Records from a data collection
-- BEGIN --

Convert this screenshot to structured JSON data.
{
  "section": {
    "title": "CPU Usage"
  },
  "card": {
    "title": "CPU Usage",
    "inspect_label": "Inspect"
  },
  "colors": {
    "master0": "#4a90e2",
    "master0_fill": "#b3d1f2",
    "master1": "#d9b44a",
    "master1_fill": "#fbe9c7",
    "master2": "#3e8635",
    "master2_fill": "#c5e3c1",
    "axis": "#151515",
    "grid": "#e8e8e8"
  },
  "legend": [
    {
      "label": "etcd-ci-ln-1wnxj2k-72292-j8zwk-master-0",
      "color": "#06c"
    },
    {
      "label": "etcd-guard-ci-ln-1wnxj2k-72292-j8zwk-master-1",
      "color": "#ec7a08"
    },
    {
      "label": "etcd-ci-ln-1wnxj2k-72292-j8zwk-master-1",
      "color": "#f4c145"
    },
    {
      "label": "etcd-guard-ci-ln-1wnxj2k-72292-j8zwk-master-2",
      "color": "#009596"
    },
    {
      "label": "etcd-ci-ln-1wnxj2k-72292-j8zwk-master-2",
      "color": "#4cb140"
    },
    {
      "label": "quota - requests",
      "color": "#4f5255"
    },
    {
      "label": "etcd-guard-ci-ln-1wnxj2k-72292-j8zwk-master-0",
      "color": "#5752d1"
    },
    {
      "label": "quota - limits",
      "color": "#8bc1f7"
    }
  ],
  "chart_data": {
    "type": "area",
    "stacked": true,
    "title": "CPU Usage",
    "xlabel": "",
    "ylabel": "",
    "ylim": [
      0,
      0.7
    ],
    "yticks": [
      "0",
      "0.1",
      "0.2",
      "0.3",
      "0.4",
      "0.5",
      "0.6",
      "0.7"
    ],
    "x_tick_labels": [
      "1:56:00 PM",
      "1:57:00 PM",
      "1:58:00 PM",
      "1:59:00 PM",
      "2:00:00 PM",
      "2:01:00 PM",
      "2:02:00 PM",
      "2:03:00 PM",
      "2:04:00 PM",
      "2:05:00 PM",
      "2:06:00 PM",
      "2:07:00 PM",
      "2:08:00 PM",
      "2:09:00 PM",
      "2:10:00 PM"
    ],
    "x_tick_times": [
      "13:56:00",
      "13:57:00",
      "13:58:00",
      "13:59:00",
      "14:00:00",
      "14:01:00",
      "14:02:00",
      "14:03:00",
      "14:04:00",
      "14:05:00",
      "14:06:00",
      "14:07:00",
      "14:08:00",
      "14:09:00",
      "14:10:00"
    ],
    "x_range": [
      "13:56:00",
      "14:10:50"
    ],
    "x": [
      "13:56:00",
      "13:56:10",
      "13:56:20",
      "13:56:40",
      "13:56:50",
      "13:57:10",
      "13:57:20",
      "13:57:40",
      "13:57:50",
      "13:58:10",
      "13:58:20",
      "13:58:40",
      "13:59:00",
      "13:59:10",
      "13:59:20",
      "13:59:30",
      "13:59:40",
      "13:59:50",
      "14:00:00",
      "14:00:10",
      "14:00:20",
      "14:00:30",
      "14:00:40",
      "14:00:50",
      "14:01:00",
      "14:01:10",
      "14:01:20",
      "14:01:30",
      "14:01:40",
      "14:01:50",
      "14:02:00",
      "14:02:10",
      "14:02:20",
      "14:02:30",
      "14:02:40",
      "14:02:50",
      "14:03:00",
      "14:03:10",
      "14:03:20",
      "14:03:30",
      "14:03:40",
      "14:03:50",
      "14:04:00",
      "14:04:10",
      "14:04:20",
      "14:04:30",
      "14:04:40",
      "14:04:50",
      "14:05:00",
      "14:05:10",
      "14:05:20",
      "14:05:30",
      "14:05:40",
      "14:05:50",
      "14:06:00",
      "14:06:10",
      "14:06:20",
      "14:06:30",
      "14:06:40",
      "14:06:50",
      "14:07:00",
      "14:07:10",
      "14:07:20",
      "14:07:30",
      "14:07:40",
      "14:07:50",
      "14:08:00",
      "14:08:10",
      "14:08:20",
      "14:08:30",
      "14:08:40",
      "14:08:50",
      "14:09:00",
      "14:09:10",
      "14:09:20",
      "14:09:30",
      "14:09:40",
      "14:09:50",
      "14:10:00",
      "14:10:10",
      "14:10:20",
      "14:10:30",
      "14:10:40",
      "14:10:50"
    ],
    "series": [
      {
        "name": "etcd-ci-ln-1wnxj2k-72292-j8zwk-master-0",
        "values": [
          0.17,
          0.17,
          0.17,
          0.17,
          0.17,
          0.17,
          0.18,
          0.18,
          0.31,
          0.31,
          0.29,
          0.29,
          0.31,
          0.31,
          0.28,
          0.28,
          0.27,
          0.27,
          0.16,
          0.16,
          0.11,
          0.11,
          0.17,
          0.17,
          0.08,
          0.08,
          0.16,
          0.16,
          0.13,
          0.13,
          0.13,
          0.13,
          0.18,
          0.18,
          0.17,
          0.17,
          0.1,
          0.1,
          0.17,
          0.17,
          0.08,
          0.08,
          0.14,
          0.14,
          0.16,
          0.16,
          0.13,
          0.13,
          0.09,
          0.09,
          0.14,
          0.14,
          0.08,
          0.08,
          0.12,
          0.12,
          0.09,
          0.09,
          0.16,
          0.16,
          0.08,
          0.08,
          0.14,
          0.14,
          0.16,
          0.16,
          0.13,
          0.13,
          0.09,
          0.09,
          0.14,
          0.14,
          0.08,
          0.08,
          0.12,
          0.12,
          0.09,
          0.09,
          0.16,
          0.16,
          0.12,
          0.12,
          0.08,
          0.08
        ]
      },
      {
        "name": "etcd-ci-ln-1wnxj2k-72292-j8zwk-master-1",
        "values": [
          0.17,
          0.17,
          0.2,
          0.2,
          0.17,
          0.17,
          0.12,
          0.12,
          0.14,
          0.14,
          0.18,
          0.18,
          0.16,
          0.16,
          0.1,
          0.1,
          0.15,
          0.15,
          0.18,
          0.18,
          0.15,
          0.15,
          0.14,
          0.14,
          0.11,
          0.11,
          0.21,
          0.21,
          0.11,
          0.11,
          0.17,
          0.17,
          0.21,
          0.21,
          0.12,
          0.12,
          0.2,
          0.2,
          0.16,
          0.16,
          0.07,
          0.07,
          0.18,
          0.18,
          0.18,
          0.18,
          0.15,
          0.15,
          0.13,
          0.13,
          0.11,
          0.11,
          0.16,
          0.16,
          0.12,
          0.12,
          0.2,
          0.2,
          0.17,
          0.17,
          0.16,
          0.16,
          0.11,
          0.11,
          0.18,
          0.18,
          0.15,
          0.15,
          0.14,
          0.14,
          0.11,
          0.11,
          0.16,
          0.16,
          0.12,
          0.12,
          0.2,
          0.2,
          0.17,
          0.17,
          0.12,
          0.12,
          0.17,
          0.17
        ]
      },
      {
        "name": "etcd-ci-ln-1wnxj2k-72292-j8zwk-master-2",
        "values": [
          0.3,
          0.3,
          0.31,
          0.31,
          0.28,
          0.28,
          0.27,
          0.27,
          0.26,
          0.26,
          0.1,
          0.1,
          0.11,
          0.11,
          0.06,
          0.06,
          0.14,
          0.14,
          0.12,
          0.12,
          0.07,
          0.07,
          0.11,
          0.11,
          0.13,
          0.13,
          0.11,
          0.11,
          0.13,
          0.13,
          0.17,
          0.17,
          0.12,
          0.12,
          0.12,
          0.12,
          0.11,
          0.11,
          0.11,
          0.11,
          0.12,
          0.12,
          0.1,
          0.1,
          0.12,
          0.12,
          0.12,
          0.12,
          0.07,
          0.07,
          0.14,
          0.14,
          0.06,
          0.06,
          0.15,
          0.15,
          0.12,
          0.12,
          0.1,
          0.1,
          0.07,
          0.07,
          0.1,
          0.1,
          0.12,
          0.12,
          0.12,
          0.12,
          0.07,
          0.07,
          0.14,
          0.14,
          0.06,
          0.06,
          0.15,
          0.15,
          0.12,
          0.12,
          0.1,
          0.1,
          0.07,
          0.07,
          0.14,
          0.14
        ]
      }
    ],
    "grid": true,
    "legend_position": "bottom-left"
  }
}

-- END --

WHAT YOU WILL DO => From the records above, pull out each line that has "name".

THE REPLY =>
        "name": "etcd-ci-ln-1wnxj2k-72292-j8zwk-master-0",
        "name": "etcd-ci-ln-1wnxj2k-72292-j8zwk-master-1",
        "name": "etcd-ci-ln-1wnxj2k-72292-j8zwk-master-2",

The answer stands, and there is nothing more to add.